→ **INSTRUCTIONS FOR THE TASK**: Every record must appear in your copy exactly as written, with no pictures.

[Dataset records]

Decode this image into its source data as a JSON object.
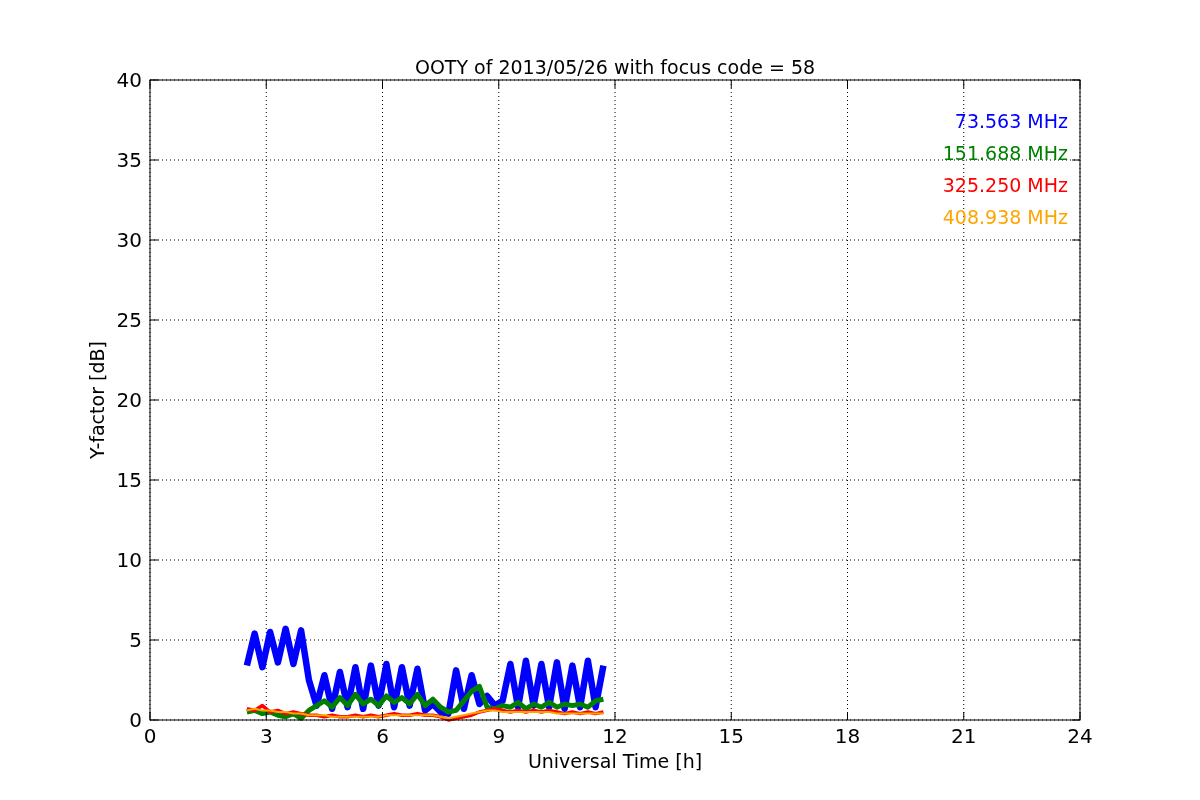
{
  "chart_data": {
    "type": "line",
    "title": "OOTY of 2013/05/26 with focus code = 58",
    "xlabel": "Universal Time [h]",
    "ylabel": "Y-factor [dB]",
    "x": [
      2.5,
      2.7,
      2.9,
      3.1,
      3.3,
      3.5,
      3.7,
      3.9,
      4.1,
      4.3,
      4.5,
      4.7,
      4.9,
      5.1,
      5.3,
      5.5,
      5.7,
      5.9,
      6.1,
      6.3,
      6.5,
      6.7,
      6.9,
      7.1,
      7.3,
      7.5,
      7.7,
      7.9,
      8.1,
      8.3,
      8.5,
      8.7,
      8.9,
      9.1,
      9.3,
      9.5,
      9.7,
      9.9,
      10.1,
      10.3,
      10.5,
      10.7,
      10.9,
      11.1,
      11.3,
      11.5,
      11.7
    ],
    "series": [
      {
        "name": "73.563 MHz",
        "color": "#0000ff",
        "values": [
          3.4,
          5.4,
          3.3,
          5.5,
          3.6,
          5.7,
          3.5,
          5.6,
          2.5,
          0.9,
          2.8,
          0.7,
          3.0,
          0.8,
          3.3,
          0.7,
          3.4,
          0.9,
          3.5,
          0.8,
          3.3,
          0.9,
          3.2,
          0.6,
          1.0,
          0.5,
          0.4,
          3.1,
          0.7,
          2.8,
          1.0,
          1.5,
          0.9,
          1.2,
          3.5,
          0.8,
          3.7,
          0.9,
          3.5,
          0.8,
          3.6,
          0.7,
          3.4,
          0.8,
          3.7,
          0.8,
          3.4
        ]
      },
      {
        "name": "151.688 MHz",
        "color": "#008000",
        "values": [
          0.5,
          0.6,
          0.4,
          0.5,
          0.3,
          0.2,
          0.4,
          0.1,
          0.6,
          0.9,
          1.2,
          0.8,
          1.4,
          0.9,
          1.6,
          1.0,
          1.3,
          0.9,
          1.5,
          1.1,
          1.4,
          1.0,
          1.6,
          0.9,
          1.3,
          0.8,
          0.5,
          0.6,
          1.2,
          1.8,
          2.1,
          0.8,
          0.7,
          0.9,
          0.8,
          1.1,
          0.7,
          1.0,
          0.8,
          1.1,
          0.8,
          1.0,
          0.9,
          1.0,
          0.8,
          1.2,
          1.3
        ]
      },
      {
        "name": "325.250 MHz",
        "color": "#ff0000",
        "values": [
          0.7,
          0.6,
          0.9,
          0.5,
          0.6,
          0.4,
          0.5,
          0.4,
          0.3,
          0.3,
          0.2,
          0.3,
          0.2,
          0.2,
          0.3,
          0.2,
          0.3,
          0.2,
          0.3,
          0.4,
          0.3,
          0.3,
          0.4,
          0.3,
          0.3,
          0.2,
          0.0,
          0.1,
          0.2,
          0.3,
          0.5,
          0.6,
          0.7,
          0.6,
          0.5,
          0.6,
          0.5,
          0.6,
          0.5,
          0.6,
          0.5,
          0.4,
          0.5,
          0.4,
          0.5,
          0.4,
          0.5
        ]
      },
      {
        "name": "408.938 MHz",
        "color": "#ffa500",
        "values": [
          0.6,
          0.7,
          0.6,
          0.6,
          0.5,
          0.5,
          0.4,
          0.4,
          0.3,
          0.3,
          0.3,
          0.2,
          0.2,
          0.2,
          0.2,
          0.2,
          0.2,
          0.2,
          0.3,
          0.3,
          0.3,
          0.3,
          0.3,
          0.3,
          0.3,
          0.2,
          0.1,
          0.2,
          0.3,
          0.4,
          0.5,
          0.6,
          0.6,
          0.5,
          0.5,
          0.5,
          0.5,
          0.5,
          0.5,
          0.5,
          0.4,
          0.4,
          0.4,
          0.4,
          0.4,
          0.4,
          0.4
        ]
      }
    ],
    "grid": true,
    "xlim": [
      0,
      24
    ],
    "ylim": [
      0,
      40
    ],
    "xticks": [
      0,
      3,
      6,
      9,
      12,
      15,
      18,
      21,
      24
    ],
    "yticks": [
      0,
      5,
      10,
      15,
      20,
      25,
      30,
      35,
      40
    ]
  }
}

→ **OUTPUT OF THE TASK**:
Decode this image into its source data as a JSON object.
{
  "chart_data": {
    "type": "line",
    "title": "OOTY of 2013/05/26 with focus code = 58",
    "xlabel": "Universal Time [h]",
    "ylabel": "Y-factor [dB]",
    "x": [
      2.5,
      2.7,
      2.9,
      3.1,
      3.3,
      3.5,
      3.7,
      3.9,
      4.1,
      4.3,
      4.5,
      4.7,
      4.9,
      5.1,
      5.3,
      5.5,
      5.7,
      5.9,
      6.1,
      6.3,
      6.5,
      6.7,
      6.9,
      7.1,
      7.3,
      7.5,
      7.7,
      7.9,
      8.1,
      8.3,
      8.5,
      8.7,
      8.9,
      9.1,
      9.3,
      9.5,
      9.7,
      9.9,
      10.1,
      10.3,
      10.5,
      10.7,
      10.9,
      11.1,
      11.3,
      11.5,
      11.7
    ],
    "series": [
      {
        "name": "73.563 MHz",
        "color": "#0000ff",
        "values": [
          3.4,
          5.4,
          3.3,
          5.5,
          3.6,
          5.7,
          3.5,
          5.6,
          2.5,
          0.9,
          2.8,
          0.7,
          3.0,
          0.8,
          3.3,
          0.7,
          3.4,
          0.9,
          3.5,
          0.8,
          3.3,
          0.9,
          3.2,
          0.6,
          1.0,
          0.5,
          0.4,
          3.1,
          0.7,
          2.8,
          1.0,
          1.5,
          0.9,
          1.2,
          3.5,
          0.8,
          3.7,
          0.9,
          3.5,
          0.8,
          3.6,
          0.7,
          3.4,
          0.8,
          3.7,
          0.8,
          3.4
        ]
      },
      {
        "name": "151.688 MHz",
        "color": "#008000",
        "values": [
          0.5,
          0.6,
          0.4,
          0.5,
          0.3,
          0.2,
          0.4,
          0.1,
          0.6,
          0.9,
          1.2,
          0.8,
          1.4,
          0.9,
          1.6,
          1.0,
          1.3,
          0.9,
          1.5,
          1.1,
          1.4,
          1.0,
          1.6,
          0.9,
          1.3,
          0.8,
          0.5,
          0.6,
          1.2,
          1.8,
          2.1,
          0.8,
          0.7,
          0.9,
          0.8,
          1.1,
          0.7,
          1.0,
          0.8,
          1.1,
          0.8,
          1.0,
          0.9,
          1.0,
          0.8,
          1.2,
          1.3
        ]
      },
      {
        "name": "325.250 MHz",
        "color": "#ff0000",
        "values": [
          0.7,
          0.6,
          0.9,
          0.5,
          0.6,
          0.4,
          0.5,
          0.4,
          0.3,
          0.3,
          0.2,
          0.3,
          0.2,
          0.2,
          0.3,
          0.2,
          0.3,
          0.2,
          0.3,
          0.4,
          0.3,
          0.3,
          0.4,
          0.3,
          0.3,
          0.2,
          0.0,
          0.1,
          0.2,
          0.3,
          0.5,
          0.6,
          0.7,
          0.6,
          0.5,
          0.6,
          0.5,
          0.6,
          0.5,
          0.6,
          0.5,
          0.4,
          0.5,
          0.4,
          0.5,
          0.4,
          0.5
        ]
      },
      {
        "name": "408.938 MHz",
        "color": "#ffa500",
        "values": [
          0.6,
          0.7,
          0.6,
          0.6,
          0.5,
          0.5,
          0.4,
          0.4,
          0.3,
          0.3,
          0.3,
          0.2,
          0.2,
          0.2,
          0.2,
          0.2,
          0.2,
          0.2,
          0.3,
          0.3,
          0.3,
          0.3,
          0.3,
          0.3,
          0.3,
          0.2,
          0.1,
          0.2,
          0.3,
          0.4,
          0.5,
          0.6,
          0.6,
          0.5,
          0.5,
          0.5,
          0.5,
          0.5,
          0.5,
          0.5,
          0.4,
          0.4,
          0.4,
          0.4,
          0.4,
          0.4,
          0.4
        ]
      }
    ],
    "grid": true,
    "xlim": [
      0,
      24
    ],
    "ylim": [
      0,
      40
    ],
    "xticks": [
      0,
      3,
      6,
      9,
      12,
      15,
      18,
      21,
      24
    ],
    "yticks": [
      0,
      5,
      10,
      15,
      20,
      25,
      30,
      35,
      40
    ]
  }
}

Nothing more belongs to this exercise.